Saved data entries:
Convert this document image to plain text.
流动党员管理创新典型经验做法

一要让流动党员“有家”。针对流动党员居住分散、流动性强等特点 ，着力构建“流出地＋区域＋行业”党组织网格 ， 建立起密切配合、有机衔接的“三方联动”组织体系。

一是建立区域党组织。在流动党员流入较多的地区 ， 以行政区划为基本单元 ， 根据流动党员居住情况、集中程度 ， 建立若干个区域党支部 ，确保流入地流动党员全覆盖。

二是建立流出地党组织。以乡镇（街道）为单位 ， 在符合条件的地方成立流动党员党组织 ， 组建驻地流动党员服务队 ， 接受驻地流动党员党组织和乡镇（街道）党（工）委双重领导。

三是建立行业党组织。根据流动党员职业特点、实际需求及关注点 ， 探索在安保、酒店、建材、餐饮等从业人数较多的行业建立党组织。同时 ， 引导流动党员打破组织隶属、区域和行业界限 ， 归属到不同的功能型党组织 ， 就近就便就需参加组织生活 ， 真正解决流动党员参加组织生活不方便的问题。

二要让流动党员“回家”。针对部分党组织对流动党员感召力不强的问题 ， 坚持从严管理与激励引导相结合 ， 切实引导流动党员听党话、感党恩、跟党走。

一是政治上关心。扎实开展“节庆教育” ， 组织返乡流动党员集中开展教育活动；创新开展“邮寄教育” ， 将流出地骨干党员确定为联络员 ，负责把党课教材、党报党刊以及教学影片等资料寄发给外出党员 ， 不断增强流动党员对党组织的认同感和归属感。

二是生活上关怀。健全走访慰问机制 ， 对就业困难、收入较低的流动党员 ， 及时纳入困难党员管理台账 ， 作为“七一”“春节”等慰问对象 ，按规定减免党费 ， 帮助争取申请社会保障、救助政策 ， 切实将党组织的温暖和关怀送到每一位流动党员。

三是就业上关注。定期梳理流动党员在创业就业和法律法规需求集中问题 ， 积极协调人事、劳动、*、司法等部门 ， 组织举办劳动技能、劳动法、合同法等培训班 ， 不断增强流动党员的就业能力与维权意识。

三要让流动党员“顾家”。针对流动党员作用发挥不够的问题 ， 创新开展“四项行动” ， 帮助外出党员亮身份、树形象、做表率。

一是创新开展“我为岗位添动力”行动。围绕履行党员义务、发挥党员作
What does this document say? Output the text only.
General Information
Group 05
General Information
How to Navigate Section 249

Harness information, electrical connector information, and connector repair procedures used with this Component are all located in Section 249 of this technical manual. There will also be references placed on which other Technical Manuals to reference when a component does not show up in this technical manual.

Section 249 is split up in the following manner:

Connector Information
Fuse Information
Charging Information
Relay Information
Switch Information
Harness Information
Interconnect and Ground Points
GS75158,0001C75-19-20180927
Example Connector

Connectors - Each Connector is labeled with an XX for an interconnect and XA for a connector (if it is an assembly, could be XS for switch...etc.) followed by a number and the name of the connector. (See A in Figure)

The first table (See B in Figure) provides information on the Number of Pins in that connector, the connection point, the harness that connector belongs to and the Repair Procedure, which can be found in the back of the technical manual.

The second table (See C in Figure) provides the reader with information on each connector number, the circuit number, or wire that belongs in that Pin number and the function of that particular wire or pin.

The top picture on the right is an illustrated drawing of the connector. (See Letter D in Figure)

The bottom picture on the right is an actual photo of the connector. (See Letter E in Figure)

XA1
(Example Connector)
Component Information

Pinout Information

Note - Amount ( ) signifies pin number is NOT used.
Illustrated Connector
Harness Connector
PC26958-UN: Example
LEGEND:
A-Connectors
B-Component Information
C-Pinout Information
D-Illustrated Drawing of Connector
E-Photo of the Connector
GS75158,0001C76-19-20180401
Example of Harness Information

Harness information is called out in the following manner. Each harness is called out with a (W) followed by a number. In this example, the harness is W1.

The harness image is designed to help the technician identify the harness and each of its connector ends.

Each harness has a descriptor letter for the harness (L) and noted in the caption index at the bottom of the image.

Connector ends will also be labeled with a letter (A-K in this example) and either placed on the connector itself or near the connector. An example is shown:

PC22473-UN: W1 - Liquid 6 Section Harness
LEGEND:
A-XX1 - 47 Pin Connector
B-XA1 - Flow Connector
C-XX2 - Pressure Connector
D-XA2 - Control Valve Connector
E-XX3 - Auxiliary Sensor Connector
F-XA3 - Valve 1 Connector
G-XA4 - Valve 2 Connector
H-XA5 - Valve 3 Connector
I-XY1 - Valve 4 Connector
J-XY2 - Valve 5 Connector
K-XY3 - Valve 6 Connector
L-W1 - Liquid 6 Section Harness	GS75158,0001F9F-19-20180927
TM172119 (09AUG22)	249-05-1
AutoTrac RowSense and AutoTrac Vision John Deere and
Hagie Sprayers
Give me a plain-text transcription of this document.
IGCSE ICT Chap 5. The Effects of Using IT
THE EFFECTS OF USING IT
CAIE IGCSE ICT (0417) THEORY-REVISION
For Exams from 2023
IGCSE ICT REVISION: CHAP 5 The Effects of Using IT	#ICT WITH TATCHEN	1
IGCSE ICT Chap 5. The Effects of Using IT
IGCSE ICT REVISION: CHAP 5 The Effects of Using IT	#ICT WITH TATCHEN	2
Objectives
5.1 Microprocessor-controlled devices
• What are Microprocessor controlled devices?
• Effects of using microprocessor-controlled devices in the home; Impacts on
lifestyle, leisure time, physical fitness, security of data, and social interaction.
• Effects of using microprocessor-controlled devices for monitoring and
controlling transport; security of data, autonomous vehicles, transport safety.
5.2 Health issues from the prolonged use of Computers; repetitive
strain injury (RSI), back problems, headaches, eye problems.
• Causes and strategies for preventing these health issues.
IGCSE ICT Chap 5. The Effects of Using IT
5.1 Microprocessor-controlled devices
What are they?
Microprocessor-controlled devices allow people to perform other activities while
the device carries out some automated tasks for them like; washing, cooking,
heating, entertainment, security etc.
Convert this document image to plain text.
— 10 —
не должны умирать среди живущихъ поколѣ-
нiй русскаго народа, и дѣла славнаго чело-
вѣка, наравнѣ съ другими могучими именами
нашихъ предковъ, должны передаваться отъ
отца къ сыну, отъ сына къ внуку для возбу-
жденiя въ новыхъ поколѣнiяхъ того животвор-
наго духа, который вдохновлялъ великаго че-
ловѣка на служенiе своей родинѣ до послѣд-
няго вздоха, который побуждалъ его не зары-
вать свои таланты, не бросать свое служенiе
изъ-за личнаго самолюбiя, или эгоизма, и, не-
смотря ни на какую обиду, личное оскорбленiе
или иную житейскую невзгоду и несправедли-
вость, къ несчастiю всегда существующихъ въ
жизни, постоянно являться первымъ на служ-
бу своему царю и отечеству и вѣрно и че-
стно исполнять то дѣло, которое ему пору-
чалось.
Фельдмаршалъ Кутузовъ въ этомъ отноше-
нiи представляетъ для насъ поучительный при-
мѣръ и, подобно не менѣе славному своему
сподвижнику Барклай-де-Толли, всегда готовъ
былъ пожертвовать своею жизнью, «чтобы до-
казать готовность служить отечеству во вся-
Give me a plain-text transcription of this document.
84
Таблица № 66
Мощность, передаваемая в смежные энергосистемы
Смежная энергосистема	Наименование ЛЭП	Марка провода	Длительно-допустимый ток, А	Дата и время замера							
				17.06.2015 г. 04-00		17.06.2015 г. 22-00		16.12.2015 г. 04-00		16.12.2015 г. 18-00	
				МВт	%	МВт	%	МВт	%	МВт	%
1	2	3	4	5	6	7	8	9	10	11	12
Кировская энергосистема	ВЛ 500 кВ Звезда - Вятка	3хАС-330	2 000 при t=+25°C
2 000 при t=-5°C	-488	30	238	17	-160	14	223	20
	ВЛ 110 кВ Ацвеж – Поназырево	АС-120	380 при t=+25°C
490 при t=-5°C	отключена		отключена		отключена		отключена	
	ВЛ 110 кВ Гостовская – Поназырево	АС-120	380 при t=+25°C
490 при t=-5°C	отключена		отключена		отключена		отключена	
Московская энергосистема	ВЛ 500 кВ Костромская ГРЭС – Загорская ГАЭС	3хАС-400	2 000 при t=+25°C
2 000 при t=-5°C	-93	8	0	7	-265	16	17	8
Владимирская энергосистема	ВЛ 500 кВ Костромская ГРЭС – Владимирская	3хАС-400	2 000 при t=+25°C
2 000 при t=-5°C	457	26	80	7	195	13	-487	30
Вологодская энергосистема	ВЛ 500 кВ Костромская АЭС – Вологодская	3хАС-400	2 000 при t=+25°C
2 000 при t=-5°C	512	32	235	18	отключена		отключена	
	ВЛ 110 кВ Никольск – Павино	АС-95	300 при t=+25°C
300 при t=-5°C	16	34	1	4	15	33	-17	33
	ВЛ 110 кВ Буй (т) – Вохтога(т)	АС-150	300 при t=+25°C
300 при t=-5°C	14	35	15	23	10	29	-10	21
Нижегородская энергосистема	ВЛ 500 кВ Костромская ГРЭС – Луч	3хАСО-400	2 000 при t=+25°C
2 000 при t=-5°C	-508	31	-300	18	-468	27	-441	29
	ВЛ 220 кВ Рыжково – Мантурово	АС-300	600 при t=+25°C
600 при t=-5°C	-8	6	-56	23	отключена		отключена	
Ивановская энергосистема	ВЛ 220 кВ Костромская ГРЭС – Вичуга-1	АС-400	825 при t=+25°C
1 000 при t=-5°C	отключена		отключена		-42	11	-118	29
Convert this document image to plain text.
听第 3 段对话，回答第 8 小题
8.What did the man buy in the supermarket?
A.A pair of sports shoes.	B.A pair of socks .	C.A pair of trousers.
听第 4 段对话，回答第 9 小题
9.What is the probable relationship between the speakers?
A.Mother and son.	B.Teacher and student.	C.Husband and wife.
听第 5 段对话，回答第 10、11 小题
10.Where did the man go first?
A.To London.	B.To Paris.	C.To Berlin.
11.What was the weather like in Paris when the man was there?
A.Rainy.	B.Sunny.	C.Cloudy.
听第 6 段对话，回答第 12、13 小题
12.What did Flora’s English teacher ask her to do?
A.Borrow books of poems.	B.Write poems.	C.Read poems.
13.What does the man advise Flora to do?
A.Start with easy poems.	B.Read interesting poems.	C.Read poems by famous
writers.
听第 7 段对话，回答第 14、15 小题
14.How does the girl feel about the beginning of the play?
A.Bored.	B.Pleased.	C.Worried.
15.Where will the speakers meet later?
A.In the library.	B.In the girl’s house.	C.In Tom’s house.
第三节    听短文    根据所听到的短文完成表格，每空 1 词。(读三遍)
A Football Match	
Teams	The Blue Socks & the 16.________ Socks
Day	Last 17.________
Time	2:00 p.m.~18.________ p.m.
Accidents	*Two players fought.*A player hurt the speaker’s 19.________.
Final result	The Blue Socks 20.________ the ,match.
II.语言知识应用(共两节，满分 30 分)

(SHORT EXERCISE)
Copy every line of the entries above in which "TATCHEN" occurs.

(PROBLEM SOLUTION)
IGCSE ICT REVISION: CHAP 5 The Effects of Using IT	#ICT WITH TATCHEN	1
IGCSE ICT REVISION: CHAP 5 The Effects of Using IT	#ICT WITH TATCHEN	2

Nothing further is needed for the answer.